[PROBLEM REQUIREMENTS] Extract every line of the material below and reproduce it faithfully.

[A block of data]
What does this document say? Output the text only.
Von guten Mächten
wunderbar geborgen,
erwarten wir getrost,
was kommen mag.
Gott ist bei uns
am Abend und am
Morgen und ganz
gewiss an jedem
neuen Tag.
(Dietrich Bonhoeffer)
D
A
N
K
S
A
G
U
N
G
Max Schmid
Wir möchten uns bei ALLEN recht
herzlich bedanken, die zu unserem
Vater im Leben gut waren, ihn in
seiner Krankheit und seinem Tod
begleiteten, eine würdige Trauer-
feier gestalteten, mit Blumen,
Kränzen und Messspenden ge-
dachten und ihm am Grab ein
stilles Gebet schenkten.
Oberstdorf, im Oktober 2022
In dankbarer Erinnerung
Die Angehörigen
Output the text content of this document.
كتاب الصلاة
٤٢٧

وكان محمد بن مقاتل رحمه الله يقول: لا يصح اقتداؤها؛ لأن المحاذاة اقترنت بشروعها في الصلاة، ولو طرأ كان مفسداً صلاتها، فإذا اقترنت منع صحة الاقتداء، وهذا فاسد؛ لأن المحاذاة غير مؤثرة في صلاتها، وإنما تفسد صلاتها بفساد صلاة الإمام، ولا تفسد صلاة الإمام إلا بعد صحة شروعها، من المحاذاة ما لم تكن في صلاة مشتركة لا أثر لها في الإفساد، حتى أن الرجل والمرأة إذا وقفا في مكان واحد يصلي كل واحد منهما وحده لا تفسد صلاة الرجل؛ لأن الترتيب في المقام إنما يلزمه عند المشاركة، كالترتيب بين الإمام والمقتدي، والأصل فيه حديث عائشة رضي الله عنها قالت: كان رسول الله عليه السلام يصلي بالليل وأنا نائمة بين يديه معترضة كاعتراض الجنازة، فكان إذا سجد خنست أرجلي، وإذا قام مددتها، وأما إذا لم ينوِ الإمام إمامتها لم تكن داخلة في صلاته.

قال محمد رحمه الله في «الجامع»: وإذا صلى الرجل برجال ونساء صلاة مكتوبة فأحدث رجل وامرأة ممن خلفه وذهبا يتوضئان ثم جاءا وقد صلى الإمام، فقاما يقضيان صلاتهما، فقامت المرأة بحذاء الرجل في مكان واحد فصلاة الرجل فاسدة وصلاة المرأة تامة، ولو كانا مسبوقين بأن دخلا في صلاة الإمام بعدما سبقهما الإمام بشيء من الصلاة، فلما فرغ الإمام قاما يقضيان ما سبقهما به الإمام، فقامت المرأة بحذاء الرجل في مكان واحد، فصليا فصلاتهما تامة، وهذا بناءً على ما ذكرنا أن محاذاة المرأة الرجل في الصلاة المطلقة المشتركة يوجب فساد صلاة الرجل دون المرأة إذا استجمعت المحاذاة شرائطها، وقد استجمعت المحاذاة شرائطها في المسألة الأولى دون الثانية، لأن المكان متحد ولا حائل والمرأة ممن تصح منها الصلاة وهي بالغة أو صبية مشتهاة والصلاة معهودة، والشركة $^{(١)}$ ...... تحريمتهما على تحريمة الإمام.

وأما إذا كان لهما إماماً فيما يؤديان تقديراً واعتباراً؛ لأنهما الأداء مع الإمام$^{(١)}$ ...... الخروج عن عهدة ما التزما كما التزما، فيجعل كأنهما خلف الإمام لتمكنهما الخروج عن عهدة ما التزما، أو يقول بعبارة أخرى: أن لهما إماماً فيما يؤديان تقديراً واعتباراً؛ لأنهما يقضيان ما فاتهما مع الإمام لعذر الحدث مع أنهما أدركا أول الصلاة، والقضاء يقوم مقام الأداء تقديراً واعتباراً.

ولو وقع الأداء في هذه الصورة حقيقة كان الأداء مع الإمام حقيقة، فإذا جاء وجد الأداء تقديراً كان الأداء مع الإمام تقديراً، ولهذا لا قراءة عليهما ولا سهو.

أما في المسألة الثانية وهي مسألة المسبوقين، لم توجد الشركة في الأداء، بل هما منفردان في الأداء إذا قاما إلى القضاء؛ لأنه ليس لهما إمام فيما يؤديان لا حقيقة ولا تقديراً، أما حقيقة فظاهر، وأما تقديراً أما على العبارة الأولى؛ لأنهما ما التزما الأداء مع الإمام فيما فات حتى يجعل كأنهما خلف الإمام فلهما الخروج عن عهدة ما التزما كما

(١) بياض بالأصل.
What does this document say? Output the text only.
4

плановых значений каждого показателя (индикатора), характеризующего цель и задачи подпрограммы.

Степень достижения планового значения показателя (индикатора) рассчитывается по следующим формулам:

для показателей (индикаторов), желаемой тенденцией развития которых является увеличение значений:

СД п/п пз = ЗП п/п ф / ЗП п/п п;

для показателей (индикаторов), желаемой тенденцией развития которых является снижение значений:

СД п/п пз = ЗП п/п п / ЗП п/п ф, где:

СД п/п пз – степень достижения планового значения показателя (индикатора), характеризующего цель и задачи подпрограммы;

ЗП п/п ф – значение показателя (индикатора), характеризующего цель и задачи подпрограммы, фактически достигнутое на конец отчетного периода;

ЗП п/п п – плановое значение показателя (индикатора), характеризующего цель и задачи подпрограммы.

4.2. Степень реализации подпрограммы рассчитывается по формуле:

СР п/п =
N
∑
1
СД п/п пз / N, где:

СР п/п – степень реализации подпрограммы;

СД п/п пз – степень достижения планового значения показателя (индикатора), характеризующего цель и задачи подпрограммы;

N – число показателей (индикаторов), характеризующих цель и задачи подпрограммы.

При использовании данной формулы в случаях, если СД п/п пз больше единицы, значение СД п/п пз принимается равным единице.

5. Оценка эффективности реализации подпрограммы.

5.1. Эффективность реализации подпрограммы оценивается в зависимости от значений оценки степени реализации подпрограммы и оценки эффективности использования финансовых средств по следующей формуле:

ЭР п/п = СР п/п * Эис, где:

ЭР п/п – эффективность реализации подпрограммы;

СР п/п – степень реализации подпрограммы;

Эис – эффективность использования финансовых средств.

[OUTPUT OF THE TASK]
What does this document say? Output the text only.
Von guten Mächten
wunderbar geborgen,
erwarten wir getrost,
was kommen mag.
Gott ist bei uns
am Abend und am
Morgen und ganz
gewiss an jedem
neuen Tag.
(Dietrich Bonhoeffer)
D
A
N
K
S
A
G
U
N
G
Max Schmid
Wir möchten uns bei ALLEN recht
herzlich bedanken, die zu unserem
Vater im Leben gut waren, ihn in
seiner Krankheit und seinem Tod
begleiteten, eine würdige Trauer-
feier gestalteten, mit Blumen,
Kränzen und Messspenden ge-
dachten und ihm am Grab ein
stilles Gebet schenkten.
Oberstdorf, im Oktober 2022
In dankbarer Erinnerung
Die Angehörigen
Output the text content of this document.
كتاب الصلاة
٤٢٧

وكان محمد بن مقاتل رحمه الله يقول: لا يصح اقتداؤها؛ لأن المحاذاة اقترنت بشروعها في الصلاة، ولو طرأ كان مفسداً صلاتها، فإذا اقترنت منع صحة الاقتداء، وهذا فاسد؛ لأن المحاذاة غير مؤثرة في صلاتها، وإنما تفسد صلاتها بفساد صلاة الإمام، ولا تفسد صلاة الإمام إلا بعد صحة شروعها، من المحاذاة ما لم تكن في صلاة مشتركة لا أثر لها في الإفساد، حتى أن الرجل والمرأة إذا وقفا في مكان واحد يصلي كل واحد منهما وحده لا تفسد صلاة الرجل؛ لأن الترتيب في المقام إنما يلزمه عند المشاركة، كالترتيب بين الإمام والمقتدي، والأصل فيه حديث عائشة رضي الله عنها قالت: كان رسول الله عليه السلام يصلي بالليل وأنا نائمة بين يديه معترضة كاعتراض الجنازة، فكان إذا سجد خنست أرجلي، وإذا قام مددتها، وأما إذا لم ينوِ الإمام إمامتها لم تكن داخلة في صلاته.

قال محمد رحمه الله في «الجامع»: وإذا صلى الرجل برجال ونساء صلاة مكتوبة فأحدث رجل وامرأة ممن خلفه وذهبا يتوضئان ثم جاءا وقد صلى الإمام، فقاما يقضيان صلاتهما، فقامت المرأة بحذاء الرجل في مكان واحد فصلاة الرجل فاسدة وصلاة المرأة تامة، ولو كانا مسبوقين بأن دخلا في صلاة الإمام بعدما سبقهما الإمام بشيء من الصلاة، فلما فرغ الإمام قاما يقضيان ما سبقهما به الإمام، فقامت المرأة بحذاء الرجل في مكان واحد، فصليا فصلاتهما تامة، وهذا بناءً على ما ذكرنا أن محاذاة المرأة الرجل في الصلاة المطلقة المشتركة يوجب فساد صلاة الرجل دون المرأة إذا استجمعت المحاذاة شرائطها، وقد استجمعت المحاذاة شرائطها في المسألة الأولى دون الثانية، لأن المكان متحد ولا حائل والمرأة ممن تصح منها الصلاة وهي بالغة أو صبية مشتهاة والصلاة معهودة، والشركة $^{(١)}$ ...... تحريمتهما على تحريمة الإمام.

وأما إذا كان لهما إماماً فيما يؤديان تقديراً واعتباراً؛ لأنهما الأداء مع الإمام$^{(١)}$ ...... الخروج عن عهدة ما التزما كما التزما، فيجعل كأنهما خلف الإمام لتمكنهما الخروج عن عهدة ما التزما، أو يقول بعبارة أخرى: أن لهما إماماً فيما يؤديان تقديراً واعتباراً؛ لأنهما يقضيان ما فاتهما مع الإمام لعذر الحدث مع أنهما أدركا أول الصلاة، والقضاء يقوم مقام الأداء تقديراً واعتباراً.

ولو وقع الأداء في هذه الصورة حقيقة كان الأداء مع الإمام حقيقة، فإذا جاء وجد الأداء تقديراً كان الأداء مع الإمام تقديراً، ولهذا لا قراءة عليهما ولا سهو.

أما في المسألة الثانية وهي مسألة المسبوقين، لم توجد الشركة في الأداء، بل هما منفردان في الأداء إذا قاما إلى القضاء؛ لأنه ليس لهما إمام فيما يؤديان لا حقيقة ولا تقديراً، أما حقيقة فظاهر، وأما تقديراً أما على العبارة الأولى؛ لأنهما ما التزما الأداء مع الإمام فيما فات حتى يجعل كأنهما خلف الإمام فلهما الخروج عن عهدة ما التزما كما

(١) بياض بالأصل.
What does this document say? Output the text only.
4

плановых значений каждого показателя (индикатора), характеризующего цель и задачи подпрограммы.

Степень достижения планового значения показателя (индикатора) рассчитывается по следующим формулам:

для показателей (индикаторов), желаемой тенденцией развития которых является увеличение значений:

СД п/п пз = ЗП п/п ф / ЗП п/п п;

для показателей (индикаторов), желаемой тенденцией развития которых является снижение значений:

СД п/п пз = ЗП п/п п / ЗП п/п ф, где:

СД п/п пз – степень достижения планового значения показателя (индикатора), характеризующего цель и задачи подпрограммы;

ЗП п/п ф – значение показателя (индикатора), характеризующего цель и задачи подпрограммы, фактически достигнутое на конец отчетного периода;

ЗП п/п п – плановое значение показателя (индикатора), характеризующего цель и задачи подпрограммы.

4.2. Степень реализации подпрограммы рассчитывается по формуле:

СР п/п =
N
∑
1
СД п/п пз / N, где:

СР п/п – степень реализации подпрограммы;

СД п/п пз – степень достижения планового значения показателя (индикатора), характеризующего цель и задачи подпрограммы;

N – число показателей (индикаторов), характеризующих цель и задачи подпрограммы.

При использовании данной формулы в случаях, если СД п/п пз больше единицы, значение СД п/п пз принимается равным единице.

5. Оценка эффективности реализации подпрограммы.

5.1. Эффективность реализации подпрограммы оценивается в зависимости от значений оценки степени реализации подпрограммы и оценки эффективности использования финансовых средств по следующей формуле:

ЭР п/п = СР п/п * Эис, где:

ЭР п/п – эффективность реализации подпрограммы;

СР п/п – степень реализации подпрограммы;

Эис – эффективность использования финансовых средств.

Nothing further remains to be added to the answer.